- DATASET EXCERPTS

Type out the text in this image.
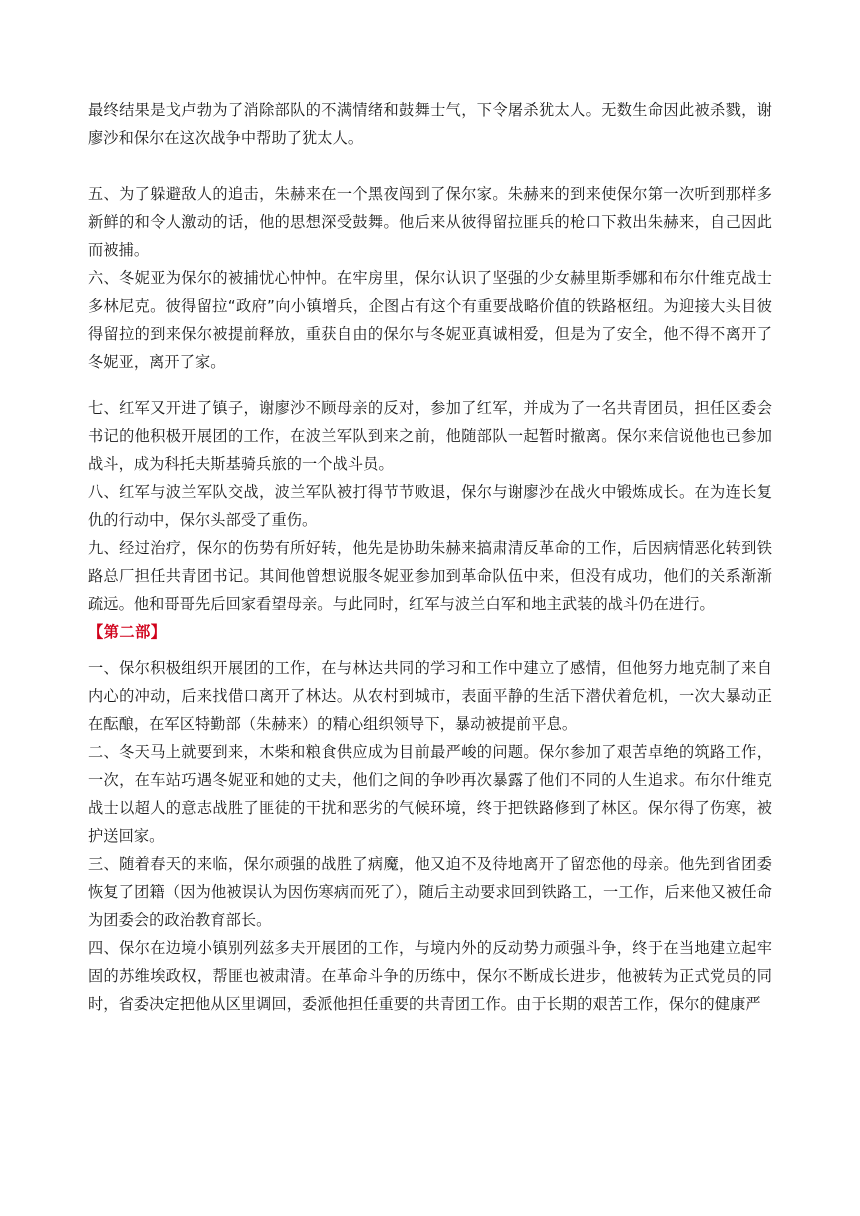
最终结果是戈卢勃为了消除部队的不满情绪和鼓舞士气，下令屠杀犹太人。无数生命因此被杀戮，谢廖沙和保尔在这次战争中帮助了犹太人。

五、为了躲避敌人的追击，朱赫来在一个黑夜闯到了保尔家。朱赫来的到来使保尔第一次听到那样多新鲜的和令人激动的话，他的思想深受鼓舞。他后来从彼得留拉匪兵的枪口下救出朱赫来，自己因此而被捕。

六、冬妮亚为保尔的被捕忧心忡忡。在牢房里，保尔认识了坚强的少女赫里斯季娜和布尔什维克战士多林尼克。彼得留拉“政府”向小镇增兵，企图占有这个有重要战略价值的铁路枢纽。为迎接大头目彼得留拉的到来保尔被提前释放，重获自由的保尔与冬妮亚真诚相爱，但是为了安全，他不得不离开了冬妮亚，离开了家。

七、红军又开进了镇子，谢廖沙不顾母亲的反对，参加了红军，并成为了一名共青团员，担任区委会书记的他积极开展团的工作，在波兰军队到来之前，他随部队一起暂时撤离。保尔来信说他也已参加战斗，成为科托夫斯基骑兵旅的一个战斗员。

八、红军与波兰军队交战，波兰军队被打得节节败退，保尔与谢廖沙在战火中锻炼成长。在为连长复仇的行动中，保尔头部受了重伤。

九、经过治疗，保尔的伤势有所好转，他先是协助朱赫来搞肃清反革命的工作，后因病情恶化转到铁路总厂担任共青团书记。其间他曾想说服冬妮亚参加到革命队伍中来，但没有成功，他们的关系渐渐疏远。他和哥哥先后回家看望母亲。与此同时，红军与波兰白军和地主武装的战斗仍在进行。

【第二部】

一、保尔积极组织开展团的工作，在与林达共同的学习和工作中建立了感情，但他努力地克制了来自内心的冲动，后来找借口离开了林达。从农村到城市，表面平静的生活下潜伏着危机，一次大暴动正在酝酿，在军区特勤部（朱赫来）的精心组织领导下，暴动被提前平息。

二、冬天马上就要到来，木柴和粮食供应成为目前最严峻的问题。保尔参加了艰苦卓绝的筑路工作，一次，在车站巧遇冬妮亚和她的丈夫，他们之间的争吵再次暴露了他们不同的人生追求。布尔什维克战士以超人的意志战胜了匪徒的干扰和恶劣的气候环境，终于把铁路修到了林区。保尔得了伤寒，被护送回家。

三、随着春天的来临，保尔顽强的战胜了病魔，他又迫不及待地离开了留恋他的母亲。他先到省团委恢复了团籍（因为他被误认为因伤寒病而死了），随后主动要求回到铁路工，一工作，后来他又被任命为团委会的政治教育部长。

四、保尔在边境小镇别列兹多夫开展团的工作，与境内外的反动势力顽强斗争，终于在当地建立起牢固的苏维埃政权，帮匪也被肃清。在革命斗争的历练中，保尔不断成长进步，他被转为正式党员的同时，省委决定把他从区里调回，委派他担任重要的共青团工作。由于长期的艰苦工作，保尔的健康严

- DESCRIPTION OF THE TASK
Give back every line exactly as it stands, pictures excluded.

- COMPLETED TASK
Type out the text in this image.
最终结果是戈卢勃为了消除部队的不满情绪和鼓舞士气，下令屠杀犹太人。无数生命因此被杀戮，谢廖沙和保尔在这次战争中帮助了犹太人。

五、为了躲避敌人的追击，朱赫来在一个黑夜闯到了保尔家。朱赫来的到来使保尔第一次听到那样多新鲜的和令人激动的话，他的思想深受鼓舞。他后来从彼得留拉匪兵的枪口下救出朱赫来，自己因此而被捕。

六、冬妮亚为保尔的被捕忧心忡忡。在牢房里，保尔认识了坚强的少女赫里斯季娜和布尔什维克战士多林尼克。彼得留拉“政府”向小镇增兵，企图占有这个有重要战略价值的铁路枢纽。为迎接大头目彼得留拉的到来保尔被提前释放，重获自由的保尔与冬妮亚真诚相爱，但是为了安全，他不得不离开了冬妮亚，离开了家。

七、红军又开进了镇子，谢廖沙不顾母亲的反对，参加了红军，并成为了一名共青团员，担任区委会书记的他积极开展团的工作，在波兰军队到来之前，他随部队一起暂时撤离。保尔来信说他也已参加战斗，成为科托夫斯基骑兵旅的一个战斗员。

八、红军与波兰军队交战，波兰军队被打得节节败退，保尔与谢廖沙在战火中锻炼成长。在为连长复仇的行动中，保尔头部受了重伤。

九、经过治疗，保尔的伤势有所好转，他先是协助朱赫来搞肃清反革命的工作，后因病情恶化转到铁路总厂担任共青团书记。其间他曾想说服冬妮亚参加到革命队伍中来，但没有成功，他们的关系渐渐疏远。他和哥哥先后回家看望母亲。与此同时，红军与波兰白军和地主武装的战斗仍在进行。

【第二部】

一、保尔积极组织开展团的工作，在与林达共同的学习和工作中建立了感情，但他努力地克制了来自内心的冲动，后来找借口离开了林达。从农村到城市，表面平静的生活下潜伏着危机，一次大暴动正在酝酿，在军区特勤部（朱赫来）的精心组织领导下，暴动被提前平息。

二、冬天马上就要到来，木柴和粮食供应成为目前最严峻的问题。保尔参加了艰苦卓绝的筑路工作，一次，在车站巧遇冬妮亚和她的丈夫，他们之间的争吵再次暴露了他们不同的人生追求。布尔什维克战士以超人的意志战胜了匪徒的干扰和恶劣的气候环境，终于把铁路修到了林区。保尔得了伤寒，被护送回家。

三、随着春天的来临，保尔顽强的战胜了病魔，他又迫不及待地离开了留恋他的母亲。他先到省团委恢复了团籍（因为他被误认为因伤寒病而死了），随后主动要求回到铁路工，一工作，后来他又被任命为团委会的政治教育部长。

四、保尔在边境小镇别列兹多夫开展团的工作，与境内外的反动势力顽强斗争，终于在当地建立起牢固的苏维埃政权，帮匪也被肃清。在革命斗争的历练中，保尔不断成长进步，他被转为正式党员的同时，省委决定把他从区里调回，委派他担任重要的共青团工作。由于长期的艰苦工作，保尔的健康严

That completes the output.